* Stated task A *
Return, word for word, the stretch from "## Overview of" through "downstream marketing pages." in the article on how site/data.js is generated.
* Stated task B *
Carry the article on how site/data.js is generated forward, starting right after its last sentence.

* Document section *

******************************

# How `site/data.js` Is Generated in ai-engineering-from-scratch: Build Pipeline Explained

> Discover how site/data.js is generated in ai-engineering-from-scratch. Learn about the build pipeline that parses markdown and scans lesson directories, exporting PRASES, GLOSSARY, and ARTIFACTS.

- Repository: [Rohit Ghumare/ai-engineering-from-scratch](https://github.com/rohitg00/ai-engineering-from-scratch)
- Tags: internals
- Published: 2026-06-05

---

**The [`site/data.js`](https://github.com/rohitg00/ai-engineering-from-scratch/blob/main/site/data.js) file is produced by the [`site/build.js`](https://github.com/rohitg00/ai-engineering-from-scratch/blob/main/site/build.js) Node.js script, which parses core curriculum markdown files, scans lesson directories for artifacts, and serializes the results into three exported arrays: `PHASES`, `GLOSSARY`, and `ARTIFACTS`.**

In the `rohitg00/ai-engineering-from-scratch` repository, the static curriculum site consumes a single auto-generated data module that stays in lock-step with the repository's markdown sources. Grasping the full process for generating [`site/data.js`](https://github.com/rohitg00/ai-engineering-from-scratch/blob/main/site/data.js) helps contributors trace how curriculum changes surface on the site and how the build pipeline maintains consistency across phase listings, glossary definitions, and reusable artifacts.

## Overview of the [`site/build.js`](https://github.com/rohitg00/ai-engineering-from-scratch/blob/main/site/build.js) Pipeline

The entire generation workflow lives inside [`site/build.js`](https://github.com/rohitg00/ai-engineering-from-scratch/blob/main/site/build.js). According to the source code, the script is invoked automatically by a GitHub Actions CI step—`node site/build.js`—on every push, ensuring the emitted JavaScript file never drifts from the latest curriculum state. The pipeline proceeds through a sequence of parsing, enrichment, and serialization stages before updating downstream marketing pages.

## Step 1: Parsing Curriculum Structure and Lesson Status

### Reading [`ROADMAP.md`](https://github.com/rohitg00/ai-engineering-from-scratch/blob/main/ROADMAP.md) with `parseRoadmap()`

The script begins by locating the repository root and building absolute paths to the three primary markdown sources: [`README.md`](https://github.com/rohitg00/ai-engineering-from-scratch/blob/main/README.md), [`ROADMAP.md`](https://github.com/rohitg00/ai-engineering-from-scratch/blob/main/ROADMAP.md), and [`glossary/terms.md`](https://github.com/rohitg00/ai-engineering-from-scratch/blob/main/glossary/terms.md). The `parseRoadmap()` function inside [`site/build.js`](https://github.com/rohitg00/ai-engineering-from-scratch/blob/main/site/build.js) opens [`ROADMAP.md`](https://github.com/rohitg00/ai-engineering-from-scratch/blob/main/ROADMAP.md) and scans for phase headers (`## Phase …`) and lesson rows formatted as `| 01 | … | ✅ |`. It constructs a nested map that links each phase to its lessons and their canonical statuses—**complete**, **in-progress**, or **planned**.

******************************

* Given information *
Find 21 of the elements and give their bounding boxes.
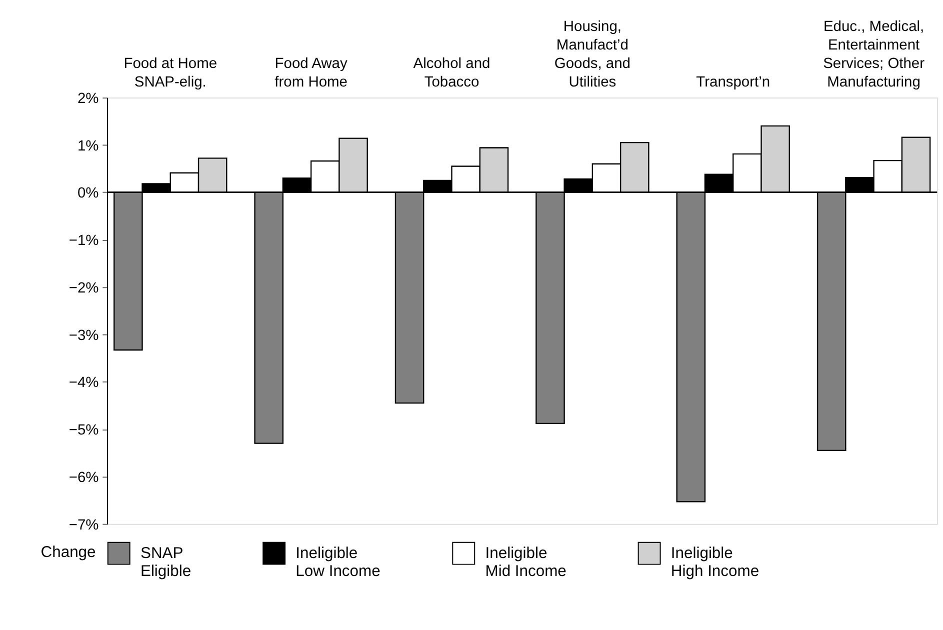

******************************

* Answer A *
## Overview of the [`site/build.js`](https://github.com/rohitg00/ai-engineering-from-scratch/blob/main/site/build.js) Pipeline

The entire generation workflow lives inside [`site/build.js`](https://github.com/rohitg00/ai-engineering-from-scratch/blob/main/site/build.js). According to the source code, the script is invoked automatically by a GitHub Actions CI step—`node site/build.js`—on every push, ensuring the emitted JavaScript file never drifts from the latest curriculum state. The pipeline proceeds through a sequence of parsing, enrichment, and serialization stages before updating downstream marketing pages.

* Answer B *
### Extracting Phases from [`README.md`](https://github.com/rohitg00/ai-engineering-from-scratch/blob/main/README.md) with `parseReadme()`

Next, `parseReadme()` reads [`README.md`](https://github.com/rohitg00/ai-engineering-from-scratch/blob/main/README.md) line-by-line to extract every phase’s ID, name, and description, along with its embedded lesson table. For each lesson row, the function captures:

- **Lesson name** and optional external link.
- **Type** (`Build` or `Learn`) by resolving badge images.
- **Language list** by converting emoji flags into readable language names.
- **Status**, merged from the roadmap map built earlier. If a lesson links to a GitHub repository but lacks an explicit roadmap entry, the script falls back to marking it as **complete**.

## Step 2: Harvesting Glossary Terms and Lesson Artifacts

### Collecting Definitions via `parseGlossary()`

Once the curriculum skeleton is in place, `parseGlossary()` walks [`glossary/terms.md`](https://github.com/rohitg00/ai-engineering-from-scratch/blob/main/glossary/terms.md) and extracts each `### Term` heading. It pairs every term with its corresponding “What people say” and “What it actually means” lines, returning an array of term objects that becomes the `GLOSSARY` export.

### Discovering Reusable Artifacts with `discoverArtifacts()`

The `discoverArtifacts()` function recursively scans every lesson’s `outputs/` directory across the `phases/` tree. It parses front-matter fields—such as `name`, `description`, and `tags`—from each discovered file and creates dedicated entries for missions when it encounters a [`mission.md`](https://github.com/rohitg00/ai-engineering-from-scratch/blob/main/mission.md). The result is a flat list of reusable **skills**, **prompts**, **agents**, and **missions** that the site can render independently of lesson pages.

## Step 3: Enriching Lesson Metadata

### Extracting Summaries and Keywords with `extractLessonMeta()`

For lessons that specify a URL, `extractLessonMeta()` reads the lesson’s local [`docs/en.md`](https://github.com/rohitg00/ai-engineering-from-scratch/blob/main/docs/en.md) file. It treats the leading blockquote as a one-line summary and concatenates every `### ` heading into a keyword string. These enriched fields are then attached directly to the corresponding lesson objects inside the `PHASES` array, powering lesson cards and search indexing without manual duplication.

## Step 4: Assembling and Writing [`site/data.js`](https://github.com/rohitg00/ai-engineering-from-scratch/blob/main/site/data.js)

With parsing complete, the script holds three top-level data structures:

- **`PHASES`** — phase objects containing nested lessons with status, type, languages, URL, summary, and keywords.
- **`GLOSSARY`** — term objects with human-readable definitions.
- **`ARTIFACTS`** — flattened skill, prompt, agent, and mission objects.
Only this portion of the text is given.